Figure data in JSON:
• • •
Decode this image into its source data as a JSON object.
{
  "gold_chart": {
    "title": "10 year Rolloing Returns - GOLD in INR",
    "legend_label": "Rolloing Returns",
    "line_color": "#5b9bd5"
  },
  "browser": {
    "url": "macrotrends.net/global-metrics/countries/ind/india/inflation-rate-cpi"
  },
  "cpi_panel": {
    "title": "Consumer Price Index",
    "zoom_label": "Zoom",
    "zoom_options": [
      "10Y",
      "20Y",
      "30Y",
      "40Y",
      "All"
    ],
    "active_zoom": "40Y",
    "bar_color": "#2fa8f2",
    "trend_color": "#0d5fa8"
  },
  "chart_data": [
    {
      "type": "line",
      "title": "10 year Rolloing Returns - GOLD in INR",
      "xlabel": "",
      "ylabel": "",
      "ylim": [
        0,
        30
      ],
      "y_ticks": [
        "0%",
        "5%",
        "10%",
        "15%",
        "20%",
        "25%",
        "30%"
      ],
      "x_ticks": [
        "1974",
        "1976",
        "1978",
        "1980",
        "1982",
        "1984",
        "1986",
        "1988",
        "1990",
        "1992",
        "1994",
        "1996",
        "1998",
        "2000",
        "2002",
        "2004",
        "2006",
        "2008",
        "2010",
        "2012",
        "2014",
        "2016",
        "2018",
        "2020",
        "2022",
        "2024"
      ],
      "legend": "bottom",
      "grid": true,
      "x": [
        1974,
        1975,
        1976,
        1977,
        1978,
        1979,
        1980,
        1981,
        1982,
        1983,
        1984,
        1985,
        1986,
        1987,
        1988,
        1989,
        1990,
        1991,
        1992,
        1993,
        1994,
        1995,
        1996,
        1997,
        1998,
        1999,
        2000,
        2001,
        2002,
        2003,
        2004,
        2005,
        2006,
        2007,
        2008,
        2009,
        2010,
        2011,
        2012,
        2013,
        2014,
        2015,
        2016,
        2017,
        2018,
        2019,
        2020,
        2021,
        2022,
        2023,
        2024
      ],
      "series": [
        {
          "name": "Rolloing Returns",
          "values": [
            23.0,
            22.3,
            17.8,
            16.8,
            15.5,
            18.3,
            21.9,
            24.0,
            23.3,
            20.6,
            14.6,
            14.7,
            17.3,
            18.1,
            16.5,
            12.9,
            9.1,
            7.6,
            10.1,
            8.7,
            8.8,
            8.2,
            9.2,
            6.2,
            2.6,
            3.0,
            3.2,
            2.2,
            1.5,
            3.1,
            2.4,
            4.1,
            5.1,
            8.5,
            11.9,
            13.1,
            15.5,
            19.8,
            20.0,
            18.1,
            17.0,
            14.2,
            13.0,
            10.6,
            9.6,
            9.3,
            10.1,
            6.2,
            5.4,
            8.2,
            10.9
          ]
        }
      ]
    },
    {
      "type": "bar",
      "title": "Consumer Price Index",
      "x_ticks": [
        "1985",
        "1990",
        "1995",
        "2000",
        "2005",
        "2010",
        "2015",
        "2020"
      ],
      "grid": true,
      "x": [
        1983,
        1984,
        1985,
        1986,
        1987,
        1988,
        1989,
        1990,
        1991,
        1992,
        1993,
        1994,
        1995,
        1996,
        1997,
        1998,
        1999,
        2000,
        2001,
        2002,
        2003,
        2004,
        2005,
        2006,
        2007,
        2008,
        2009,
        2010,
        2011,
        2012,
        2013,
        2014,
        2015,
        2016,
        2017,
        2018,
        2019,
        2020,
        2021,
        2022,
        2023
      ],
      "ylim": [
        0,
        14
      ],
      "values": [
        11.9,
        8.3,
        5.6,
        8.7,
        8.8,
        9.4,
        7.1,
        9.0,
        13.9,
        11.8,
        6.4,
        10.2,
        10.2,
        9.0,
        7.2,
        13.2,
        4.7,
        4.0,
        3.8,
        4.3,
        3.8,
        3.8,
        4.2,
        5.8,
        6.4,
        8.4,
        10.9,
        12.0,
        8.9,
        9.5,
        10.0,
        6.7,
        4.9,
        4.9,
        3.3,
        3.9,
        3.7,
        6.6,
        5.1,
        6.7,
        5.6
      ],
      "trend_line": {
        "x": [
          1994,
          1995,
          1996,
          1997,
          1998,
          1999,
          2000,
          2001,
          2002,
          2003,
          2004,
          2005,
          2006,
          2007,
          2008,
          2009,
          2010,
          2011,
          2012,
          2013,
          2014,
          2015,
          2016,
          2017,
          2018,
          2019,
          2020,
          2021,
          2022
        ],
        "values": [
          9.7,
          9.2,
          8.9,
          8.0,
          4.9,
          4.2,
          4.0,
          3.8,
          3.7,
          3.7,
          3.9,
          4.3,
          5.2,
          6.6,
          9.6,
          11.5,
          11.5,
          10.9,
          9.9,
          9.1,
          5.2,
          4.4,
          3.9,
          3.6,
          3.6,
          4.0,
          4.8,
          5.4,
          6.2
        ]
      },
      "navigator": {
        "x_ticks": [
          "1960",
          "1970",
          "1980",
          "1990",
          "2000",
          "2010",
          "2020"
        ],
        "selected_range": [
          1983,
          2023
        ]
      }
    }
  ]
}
• • •
Your objective: Take the entries above and transcribe them in full.

Correct response:
Decode this image into its source data as a JSON object.
{
  "gold_chart": {
    "title": "10 year Rolloing Returns - GOLD in INR",
    "legend_label": "Rolloing Returns",
    "line_color": "#5b9bd5"
  },
  "browser": {
    "url": "macrotrends.net/global-metrics/countries/ind/india/inflation-rate-cpi"
  },
  "cpi_panel": {
    "title": "Consumer Price Index",
    "zoom_label": "Zoom",
    "zoom_options": [
      "10Y",
      "20Y",
      "30Y",
      "40Y",
      "All"
    ],
    "active_zoom": "40Y",
    "bar_color": "#2fa8f2",
    "trend_color": "#0d5fa8"
  },
  "chart_data": [
    {
      "type": "line",
      "title": "10 year Rolloing Returns - GOLD in INR",
      "xlabel": "",
      "ylabel": "",
      "ylim": [
        0,
        30
      ],
      "y_ticks": [
        "0%",
        "5%",
        "10%",
        "15%",
        "20%",
        "25%",
        "30%"
      ],
      "x_ticks": [
        "1974",
        "1976",
        "1978",
        "1980",
        "1982",
        "1984",
        "1986",
        "1988",
        "1990",
        "1992",
        "1994",
        "1996",
        "1998",
        "2000",
        "2002",
        "2004",
        "2006",
        "2008",
        "2010",
        "2012",
        "2014",
        "2016",
        "2018",
        "2020",
        "2022",
        "2024"
      ],
      "legend": "bottom",
      "grid": true,
      "x": [
        1974,
        1975,
        1976,
        1977,
        1978,
        1979,
        1980,
        1981,
        1982,
        1983,
        1984,
        1985,
        1986,
        1987,
        1988,
        1989,
        1990,
        1991,
        1992,
        1993,
        1994,
        1995,
        1996,
        1997,
        1998,
        1999,
        2000,
        2001,
        2002,
        2003,
        2004,
        2005,
        2006,
        2007,
        2008,
        2009,
        2010,
        2011,
        2012,
        2013,
        2014,
        2015,
        2016,
        2017,
        2018,
        2019,
        2020,
        2021,
        2022,
        2023,
        2024
      ],
      "series": [
        {
          "name": "Rolloing Returns",
          "values": [
            23.0,
            22.3,
            17.8,
            16.8,
            15.5,
            18.3,
            21.9,
            24.0,
            23.3,
            20.6,
            14.6,
            14.7,
            17.3,
            18.1,
            16.5,
            12.9,
            9.1,
            7.6,
            10.1,
            8.7,
            8.8,
            8.2,
            9.2,
            6.2,
            2.6,
            3.0,
            3.2,
            2.2,
            1.5,
            3.1,
            2.4,
            4.1,
            5.1,
            8.5,
            11.9,
            13.1,
            15.5,
            19.8,
            20.0,
            18.1,
            17.0,
            14.2,
            13.0,
            10.6,
            9.6,
            9.3,
            10.1,
            6.2,
            5.4,
            8.2,
            10.9
          ]
        }
      ]
    },
    {
      "type": "bar",
      "title": "Consumer Price Index",
      "x_ticks": [
        "1985",
        "1990",
        "1995",
        "2000",
        "2005",
        "2010",
        "2015",
        "2020"
      ],
      "grid": true,
      "x": [
        1983,
        1984,
        1985,
        1986,
        1987,
        1988,
        1989,
        1990,
        1991,
        1992,
        1993,
        1994,
        1995,
        1996,
        1997,
        1998,
        1999,
        2000,
        2001,
        2002,
        2003,
        2004,
        2005,
        2006,
        2007,
        2008,
        2009,
        2010,
        2011,
        2012,
        2013,
        2014,
        2015,
        2016,
        2017,
        2018,
        2019,
        2020,
        2021,
        2022,
        2023
      ],
      "ylim": [
        0,
        14
      ],
      "values": [
        11.9,
        8.3,
        5.6,
        8.7,
        8.8,
        9.4,
        7.1,
        9.0,
        13.9,
        11.8,
        6.4,
        10.2,
        10.2,
        9.0,
        7.2,
        13.2,
        4.7,
        4.0,
        3.8,
        4.3,
        3.8,
        3.8,
        4.2,
        5.8,
        6.4,
        8.4,
        10.9,
        12.0,
        8.9,
        9.5,
        10.0,
        6.7,
        4.9,
        4.9,
        3.3,
        3.9,
        3.7,
        6.6,
        5.1,
        6.7,
        5.6
      ],
      "trend_line": {
        "x": [
          1994,
          1995,
          1996,
          1997,
          1998,
          1999,
          2000,
          2001,
          2002,
          2003,
          2004,
          2005,
          2006,
          2007,
          2008,
          2009,
          2010,
          2011,
          2012,
          2013,
          2014,
          2015,
          2016,
          2017,
          2018,
          2019,
          2020,
          2021,
          2022
        ],
        "values": [
          9.7,
          9.2,
          8.9,
          8.0,
          4.9,
          4.2,
          4.0,
          3.8,
          3.7,
          3.7,
          3.9,
          4.3,
          5.2,
          6.6,
          9.6,
          11.5,
          11.5,
          10.9,
          9.9,
          9.1,
          5.2,
          4.4,
          3.9,
          3.6,
          3.6,
          4.0,
          4.8,
          5.4,
          6.2
        ]
      },
      "navigator": {
        "x_ticks": [
          "1960",
          "1970",
          "1980",
          "1990",
          "2000",
          "2010",
          "2020"
        ],
        "selected_range": [
          1983,
          2023
        ]
      }
    }
  ]
}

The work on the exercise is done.